:: RECORDS SUPPLIED ::

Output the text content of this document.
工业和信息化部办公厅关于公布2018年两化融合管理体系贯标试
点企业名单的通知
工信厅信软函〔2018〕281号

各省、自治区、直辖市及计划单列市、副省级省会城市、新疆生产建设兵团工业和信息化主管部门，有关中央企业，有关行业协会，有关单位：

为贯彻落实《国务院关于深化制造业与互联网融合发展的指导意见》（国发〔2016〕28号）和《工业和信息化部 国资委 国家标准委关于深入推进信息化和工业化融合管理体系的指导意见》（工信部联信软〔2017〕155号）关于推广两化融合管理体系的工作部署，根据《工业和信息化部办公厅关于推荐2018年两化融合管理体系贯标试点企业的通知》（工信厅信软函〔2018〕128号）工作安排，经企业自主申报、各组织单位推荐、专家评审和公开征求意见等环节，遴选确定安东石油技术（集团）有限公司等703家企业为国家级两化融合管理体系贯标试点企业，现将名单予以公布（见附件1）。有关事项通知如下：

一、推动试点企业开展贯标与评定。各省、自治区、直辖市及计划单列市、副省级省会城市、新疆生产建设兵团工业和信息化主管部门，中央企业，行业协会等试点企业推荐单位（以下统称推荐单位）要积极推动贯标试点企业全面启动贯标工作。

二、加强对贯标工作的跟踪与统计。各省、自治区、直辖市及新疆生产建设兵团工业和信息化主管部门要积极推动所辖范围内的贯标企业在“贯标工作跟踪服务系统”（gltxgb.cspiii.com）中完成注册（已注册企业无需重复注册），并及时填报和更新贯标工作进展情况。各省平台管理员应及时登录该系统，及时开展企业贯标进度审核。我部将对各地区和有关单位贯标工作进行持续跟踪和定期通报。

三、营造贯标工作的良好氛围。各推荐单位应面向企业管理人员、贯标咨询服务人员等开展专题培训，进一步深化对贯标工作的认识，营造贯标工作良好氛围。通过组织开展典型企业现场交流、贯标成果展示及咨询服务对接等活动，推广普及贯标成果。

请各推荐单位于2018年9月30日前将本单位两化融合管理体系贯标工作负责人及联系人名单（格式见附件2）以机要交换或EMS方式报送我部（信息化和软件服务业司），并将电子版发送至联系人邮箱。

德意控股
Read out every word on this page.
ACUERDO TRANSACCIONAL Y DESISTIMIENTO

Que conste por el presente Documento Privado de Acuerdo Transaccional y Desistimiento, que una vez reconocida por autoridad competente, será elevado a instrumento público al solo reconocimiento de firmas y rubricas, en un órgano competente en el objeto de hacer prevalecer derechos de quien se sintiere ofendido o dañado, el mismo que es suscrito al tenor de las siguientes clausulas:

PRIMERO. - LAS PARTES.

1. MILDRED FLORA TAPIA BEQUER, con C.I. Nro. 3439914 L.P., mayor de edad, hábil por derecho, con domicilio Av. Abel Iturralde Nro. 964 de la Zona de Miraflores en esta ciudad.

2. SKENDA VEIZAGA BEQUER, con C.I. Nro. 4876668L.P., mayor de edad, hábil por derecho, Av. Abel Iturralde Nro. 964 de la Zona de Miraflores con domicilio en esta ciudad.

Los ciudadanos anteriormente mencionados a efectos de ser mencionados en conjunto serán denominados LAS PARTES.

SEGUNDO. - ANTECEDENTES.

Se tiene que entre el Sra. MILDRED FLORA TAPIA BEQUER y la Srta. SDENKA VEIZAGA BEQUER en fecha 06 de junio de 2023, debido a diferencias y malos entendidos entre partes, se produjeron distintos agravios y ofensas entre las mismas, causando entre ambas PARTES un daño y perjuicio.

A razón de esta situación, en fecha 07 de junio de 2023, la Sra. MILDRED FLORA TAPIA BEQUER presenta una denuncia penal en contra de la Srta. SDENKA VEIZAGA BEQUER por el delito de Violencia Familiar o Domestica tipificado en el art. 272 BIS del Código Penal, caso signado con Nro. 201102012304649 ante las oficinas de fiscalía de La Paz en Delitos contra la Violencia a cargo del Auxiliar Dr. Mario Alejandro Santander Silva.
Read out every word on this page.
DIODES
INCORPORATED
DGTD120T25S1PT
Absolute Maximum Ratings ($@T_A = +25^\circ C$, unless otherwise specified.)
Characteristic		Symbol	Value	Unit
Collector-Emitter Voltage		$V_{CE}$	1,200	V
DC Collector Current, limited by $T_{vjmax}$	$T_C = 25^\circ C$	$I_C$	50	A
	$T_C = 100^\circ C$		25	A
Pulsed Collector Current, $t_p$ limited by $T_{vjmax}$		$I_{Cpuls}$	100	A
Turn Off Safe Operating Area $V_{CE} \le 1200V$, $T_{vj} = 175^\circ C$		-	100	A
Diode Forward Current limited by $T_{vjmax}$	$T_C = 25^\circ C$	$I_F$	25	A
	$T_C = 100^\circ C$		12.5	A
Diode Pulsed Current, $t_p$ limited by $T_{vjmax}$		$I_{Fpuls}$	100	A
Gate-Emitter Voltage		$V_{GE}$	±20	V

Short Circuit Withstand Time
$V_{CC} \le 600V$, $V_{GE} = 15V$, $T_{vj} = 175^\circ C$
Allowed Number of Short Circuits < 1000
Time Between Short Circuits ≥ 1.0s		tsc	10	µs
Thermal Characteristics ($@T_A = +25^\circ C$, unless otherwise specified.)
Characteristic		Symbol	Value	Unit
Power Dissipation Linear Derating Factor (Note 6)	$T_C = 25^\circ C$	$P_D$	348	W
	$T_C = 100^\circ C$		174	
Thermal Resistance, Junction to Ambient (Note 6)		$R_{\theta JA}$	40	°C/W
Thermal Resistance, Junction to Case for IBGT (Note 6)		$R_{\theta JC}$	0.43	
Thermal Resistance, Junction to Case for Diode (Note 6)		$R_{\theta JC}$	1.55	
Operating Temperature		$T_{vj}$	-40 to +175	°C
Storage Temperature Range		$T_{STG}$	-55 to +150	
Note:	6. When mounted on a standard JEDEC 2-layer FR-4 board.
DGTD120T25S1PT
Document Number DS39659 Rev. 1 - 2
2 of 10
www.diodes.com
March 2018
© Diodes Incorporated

:::

### TASK GOAL
Of the lines in this listing, report how many contain the string "Thermal", and give the number only.

### FINAL ANSWER
4